*** Data for the task ***
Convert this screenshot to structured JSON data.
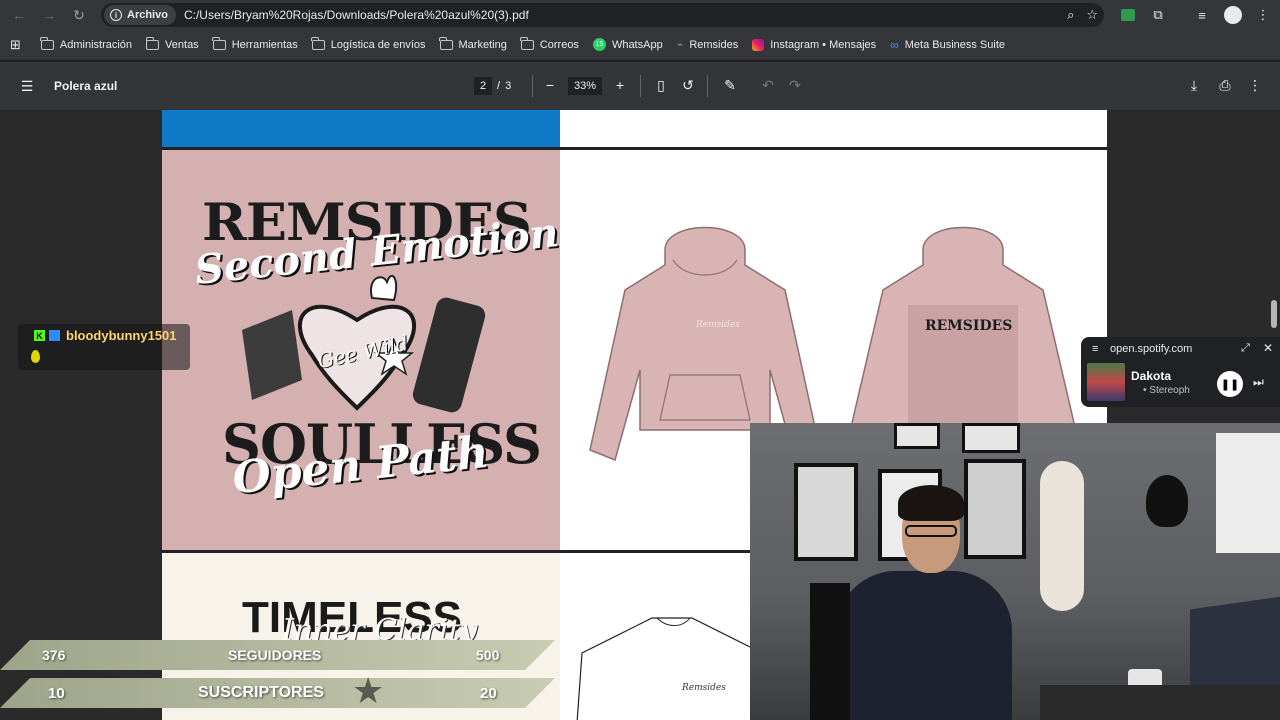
{
  "browser": {
    "address_chip": "Archivo",
    "url": "C:/Users/Bryam%20Rojas/Downloads/Polera%20azul%20(3).pdf",
    "bookmarks": [
      {
        "label": "Administración",
        "icon": "folder-icon"
      },
      {
        "label": "Ventas",
        "icon": "folder-icon"
      },
      {
        "label": "Herramientas",
        "icon": "folder-icon"
      },
      {
        "label": "Logística de envíos",
        "icon": "folder-icon"
      },
      {
        "label": "Marketing",
        "icon": "folder-icon"
      },
      {
        "label": "Correos",
        "icon": "folder-icon"
      },
      {
        "label": "WhatsApp",
        "icon": "whatsapp-icon",
        "badge": "15"
      },
      {
        "label": "Remsides",
        "icon": "remsides-icon"
      },
      {
        "label": "Instagram • Mensajes",
        "icon": "instagram-icon"
      },
      {
        "label": "Meta Business Suite",
        "icon": "meta-icon"
      }
    ]
  },
  "pdf": {
    "title": "Polera azul",
    "current_page": "2",
    "separator": "/",
    "total_pages": "3",
    "zoom": "33%"
  },
  "design": {
    "artwork_top": "REMSIDES",
    "artwork_script_1": "Second Emotion",
    "artwork_heart": "Gee Wild",
    "artwork_bottom": "SOULLESS",
    "artwork_script_2": "Open Path",
    "hoodie_chest": "Remsides",
    "next_title_1": "TIMELESS",
    "next_title_2": "ON",
    "next_script": "Inner Clarity",
    "sweater_chest": "Remsides"
  },
  "stream_overlay": {
    "chat_user": "bloodybunny1501",
    "stats": [
      {
        "current": "376",
        "label": "SEGUIDORES",
        "goal": "500"
      },
      {
        "current": "10",
        "label": "SUSCRIPTORES",
        "goal": "20"
      }
    ]
  },
  "spotify": {
    "domain": "open.spotify.com",
    "track": "Dakota",
    "artist": "• Stereoph"
  },
  "colors": {
    "accent_blue": "#0f7bc8",
    "pink": "#d4b0b1",
    "hoodie_pink": "#d8b4b4",
    "cream": "#f7f3ea"
  }
}
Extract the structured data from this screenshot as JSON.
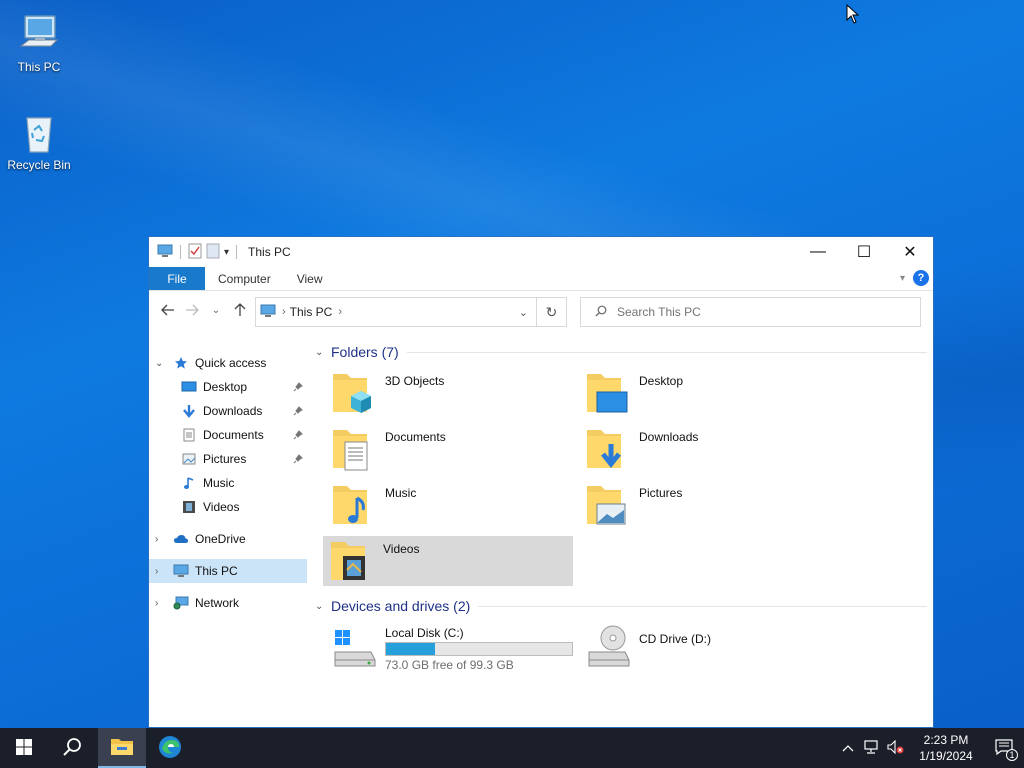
{
  "desktop": {
    "icons": [
      {
        "label": "This PC",
        "icon": "computer-icon"
      },
      {
        "label": "Recycle Bin",
        "icon": "recycle-bin-icon"
      }
    ]
  },
  "window": {
    "title": "This PC",
    "controls": {
      "minimize": "—",
      "maximize": "☐",
      "close": "✕"
    },
    "ribbon": {
      "tabs": [
        "File",
        "Computer",
        "View"
      ],
      "accent": "#1979ca"
    },
    "address": {
      "crumbs": [
        "This PC"
      ]
    },
    "search": {
      "placeholder": "Search This PC"
    },
    "sidebar": {
      "quick_access": {
        "label": "Quick access",
        "items": [
          {
            "label": "Desktop",
            "icon": "desktop-icon",
            "pinned": true
          },
          {
            "label": "Downloads",
            "icon": "download-icon",
            "pinned": true
          },
          {
            "label": "Documents",
            "icon": "document-icon",
            "pinned": true
          },
          {
            "label": "Pictures",
            "icon": "picture-icon",
            "pinned": true
          },
          {
            "label": "Music",
            "icon": "music-icon",
            "pinned": false
          },
          {
            "label": "Videos",
            "icon": "video-icon",
            "pinned": false
          }
        ]
      },
      "roots": [
        {
          "label": "OneDrive",
          "icon": "cloud-icon"
        },
        {
          "label": "This PC",
          "icon": "computer-icon",
          "selected": true
        },
        {
          "label": "Network",
          "icon": "network-icon"
        }
      ]
    },
    "content": {
      "folders_header": "Folders (7)",
      "folders": [
        {
          "label": "3D Objects",
          "icon": "3d-objects-folder-icon"
        },
        {
          "label": "Desktop",
          "icon": "desktop-folder-icon"
        },
        {
          "label": "Documents",
          "icon": "documents-folder-icon"
        },
        {
          "label": "Downloads",
          "icon": "downloads-folder-icon"
        },
        {
          "label": "Music",
          "icon": "music-folder-icon"
        },
        {
          "label": "Pictures",
          "icon": "pictures-folder-icon"
        },
        {
          "label": "Videos",
          "icon": "videos-folder-icon",
          "hovered": true
        }
      ],
      "devices_header": "Devices and drives (2)",
      "drives": [
        {
          "label": "Local Disk (C:)",
          "free_text": "73.0 GB free of 99.3 GB",
          "used_fraction": 0.265,
          "icon": "hard-disk-icon"
        },
        {
          "label": "CD Drive (D:)",
          "icon": "cd-drive-icon"
        }
      ]
    }
  },
  "taskbar": {
    "buttons": [
      {
        "icon": "windows-start-icon"
      },
      {
        "icon": "search-icon"
      },
      {
        "icon": "file-explorer-icon",
        "active": true
      },
      {
        "icon": "edge-browser-icon"
      }
    ],
    "tray": {
      "time": "2:23 PM",
      "date": "1/19/2024",
      "notification_count": "1"
    }
  }
}
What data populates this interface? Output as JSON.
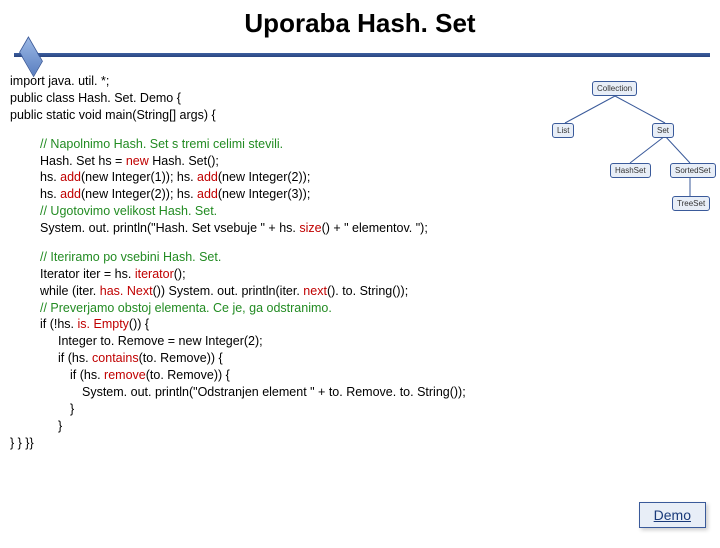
{
  "title": "Uporaba Hash. Set",
  "code": {
    "b1l1": "import java. util. *;",
    "b1l2": "public class Hash. Set. Demo  {",
    "b1l3": "  public static void main(String[] args) {",
    "b2c1": "// Napolnimo Hash. Set s tremi celimi stevili.",
    "b2l2a": "Hash. Set hs = ",
    "b2l2b": "new",
    "b2l2c": " Hash. Set();",
    "b2l3a": "hs. ",
    "b2l3b": "add",
    "b2l3c": "(new Integer(1));     hs. ",
    "b2l3d": "add",
    "b2l3e": "(new Integer(2));",
    "b2l4a": "hs. ",
    "b2l4b": "add",
    "b2l4c": "(new Integer(2));     hs. ",
    "b2l4d": "add",
    "b2l4e": "(new Integer(3));",
    "b2c2": "// Ugotovimo velikost Hash. Set.",
    "b2l6a": "System. out. println(\"Hash. Set vsebuje \" +  hs. ",
    "b2l6b": "size",
    "b2l6c": "() + \" elementov. \");",
    "b3c1": "// Iteriramo po vsebini Hash. Set.",
    "b3l2a": "Iterator iter = hs. ",
    "b3l2b": "iterator",
    "b3l2c": "();",
    "b3l3a": "while (iter. ",
    "b3l3b": "has. Next",
    "b3l3c": "())   System. out. println(iter. ",
    "b3l3d": "next",
    "b3l3e": "(). to. String());",
    "b3c2": "// Preverjamo obstoj elementa. Ce je, ga odstranimo.",
    "b3l5a": "if (!hs. ",
    "b3l5b": "is. Empty",
    "b3l5c": "()) {",
    "b3l6": "Integer to. Remove = new Integer(2);",
    "b3l7a": "if (hs. ",
    "b3l7b": "contains",
    "b3l7c": "(to. Remove)) {",
    "b3l8a": "if (hs. ",
    "b3l8b": "remove",
    "b3l8c": "(to. Remove)) {",
    "b3l9": "System. out. println(\"Odstranjen element \" + to. Remove. to. String());",
    "b3l10": "}",
    "b3l11": "}",
    "b3end": "} } }}"
  },
  "diagram": {
    "n1": "Collection",
    "n2": "List",
    "n3": "Set",
    "n4": "HashSet",
    "n5": "SortedSet",
    "n6": "TreeSet"
  },
  "demo_label": "Demo"
}
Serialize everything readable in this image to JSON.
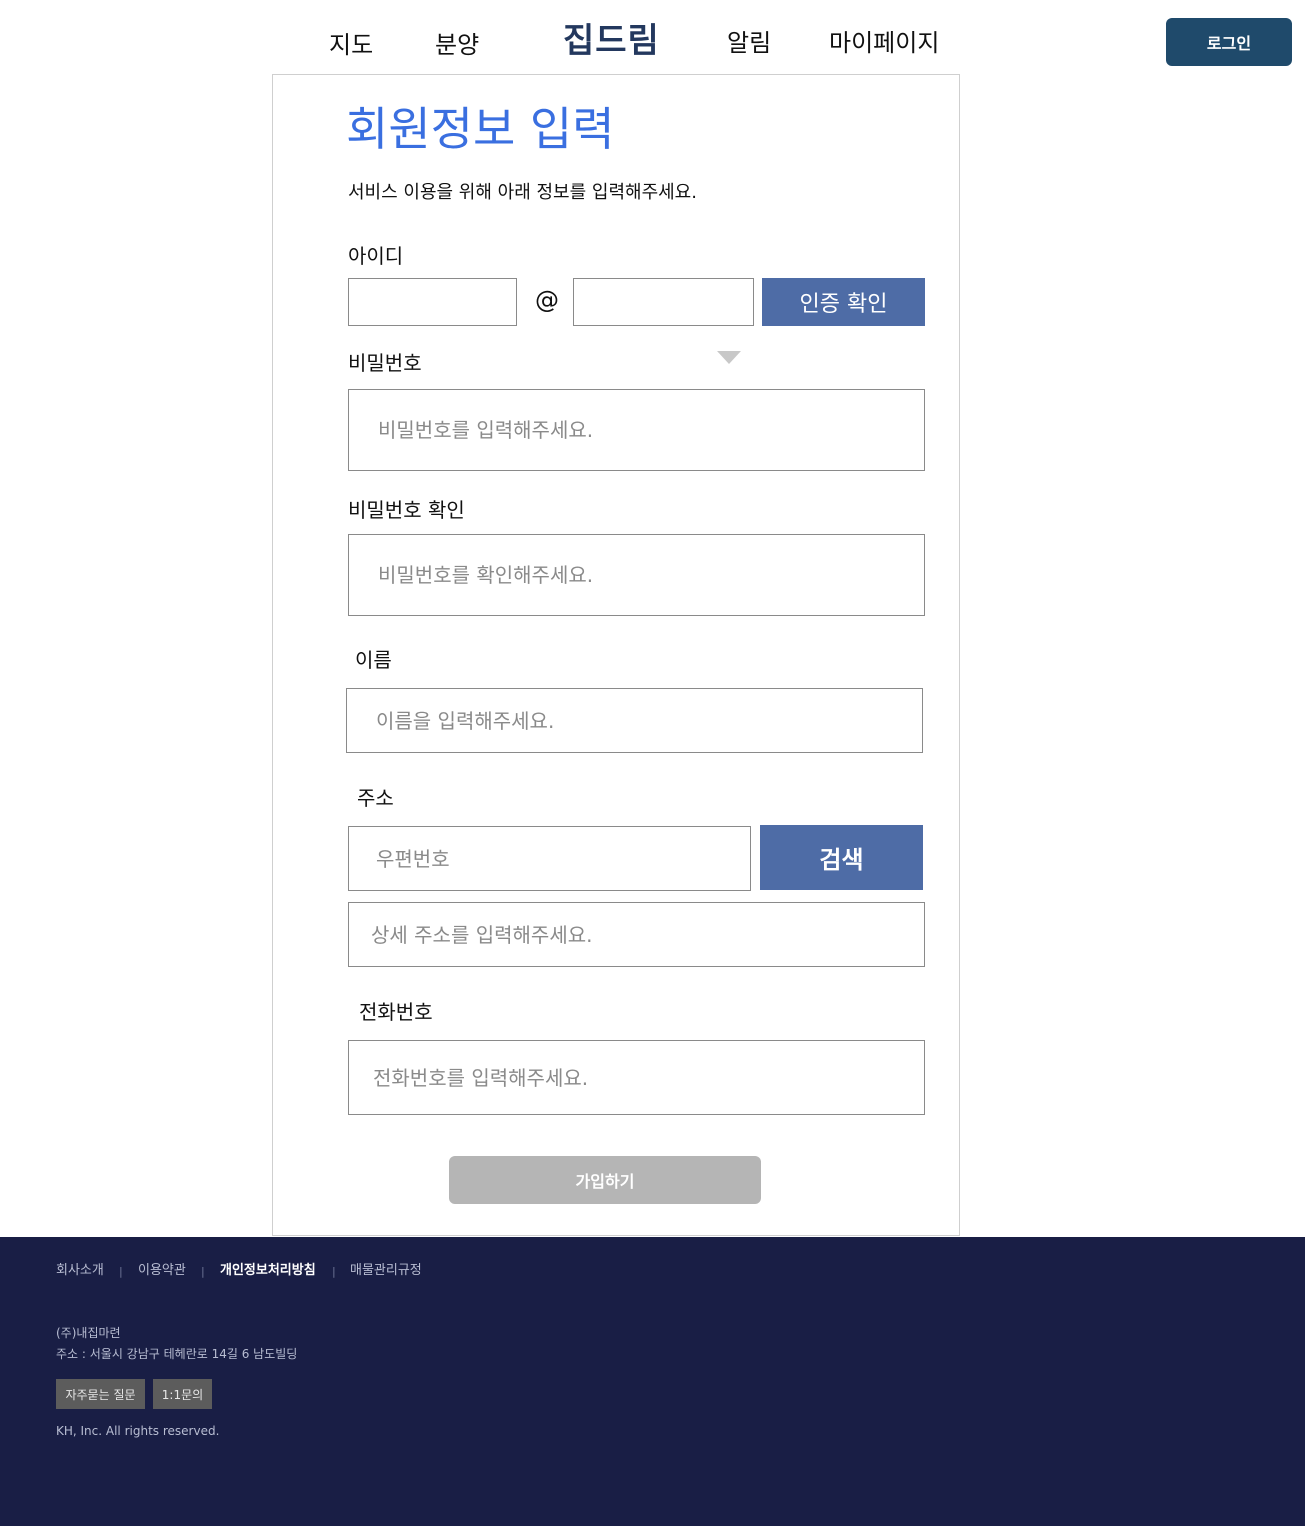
{
  "header": {
    "nav": [
      "지도",
      "분양",
      "알림",
      "마이페이지"
    ],
    "brand": "집드림",
    "login_label": "로그인"
  },
  "form": {
    "title": "회원정보 입력",
    "subtitle": "서비스 이용을 위해 아래 정보를 입력해주세요.",
    "id_label": "아이디",
    "at_symbol": "@",
    "verify_button": "인증 확인",
    "password_label": "비밀번호",
    "password_placeholder": "비밀번호를 입력해주세요.",
    "password_confirm_label": "비밀번호 확인",
    "password_confirm_placeholder": "비밀번호를 확인해주세요.",
    "name_label": "이름",
    "name_placeholder": "이름을 입력해주세요.",
    "address_label": "주소",
    "zipcode_placeholder": "우편번호",
    "search_button": "검색",
    "address_detail_placeholder": "상세 주소를 입력해주세요.",
    "phone_label": "전화번호",
    "phone_placeholder": "전화번호를 입력해주세요.",
    "submit_button": "가입하기"
  },
  "footer": {
    "links": [
      "회사소개",
      "이용약관",
      "개인정보처리방침",
      "매물관리규정"
    ],
    "separator": "|",
    "company": "(주)내집마련",
    "address": "주소 : 서울시 강남구 테헤란로 14길 6 남도빌딩",
    "buttons": [
      "자주묻는 질문",
      "1:1문의"
    ],
    "copyright": "KH, Inc. All rights reserved."
  },
  "colors": {
    "title_blue": "#3a6fe0",
    "button_blue": "#4e6ca6",
    "login_button": "#1f4a6b",
    "footer_bg": "#191e45",
    "submit_disabled": "#b5b5b5"
  },
  "icons": [
    "dropdown-triangle-icon"
  ]
}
***
Output only the lines from the one that contains "Serialize everything readable" to the end of the entries above, both end lines included, and drop the pictures.

● **The completed task**:
Serialize everything readable in this image to JSON.
{
  "header": {
    "nav": [
      "지도",
      "분양",
      "알림",
      "마이페이지"
    ],
    "brand": "집드림",
    "login_label": "로그인"
  },
  "form": {
    "title": "회원정보 입력",
    "subtitle": "서비스 이용을 위해 아래 정보를 입력해주세요.",
    "id_label": "아이디",
    "at_symbol": "@",
    "verify_button": "인증 확인",
    "password_label": "비밀번호",
    "password_placeholder": "비밀번호를 입력해주세요.",
    "password_confirm_label": "비밀번호 확인",
    "password_confirm_placeholder": "비밀번호를 확인해주세요.",
    "name_label": "이름",
    "name_placeholder": "이름을 입력해주세요.",
    "address_label": "주소",
    "zipcode_placeholder": "우편번호",
    "search_button": "검색",
    "address_detail_placeholder": "상세 주소를 입력해주세요.",
    "phone_label": "전화번호",
    "phone_placeholder": "전화번호를 입력해주세요.",
    "submit_button": "가입하기"
  },
  "footer": {
    "links": [
      "회사소개",
      "이용약관",
      "개인정보처리방침",
      "매물관리규정"
    ],
    "separator": "|",
    "company": "(주)내집마련",
    "address": "주소 : 서울시 강남구 테헤란로 14길 6 남도빌딩",
    "buttons": [
      "자주묻는 질문",
      "1:1문의"
    ],
    "copyright": "KH, Inc. All rights reserved."
  },
  "colors": {
    "title_blue": "#3a6fe0",
    "button_blue": "#4e6ca6",
    "login_button": "#1f4a6b",
    "footer_bg": "#191e45",
    "submit_disabled": "#b5b5b5"
  },
  "icons": [
    "dropdown-triangle-icon"
  ]
}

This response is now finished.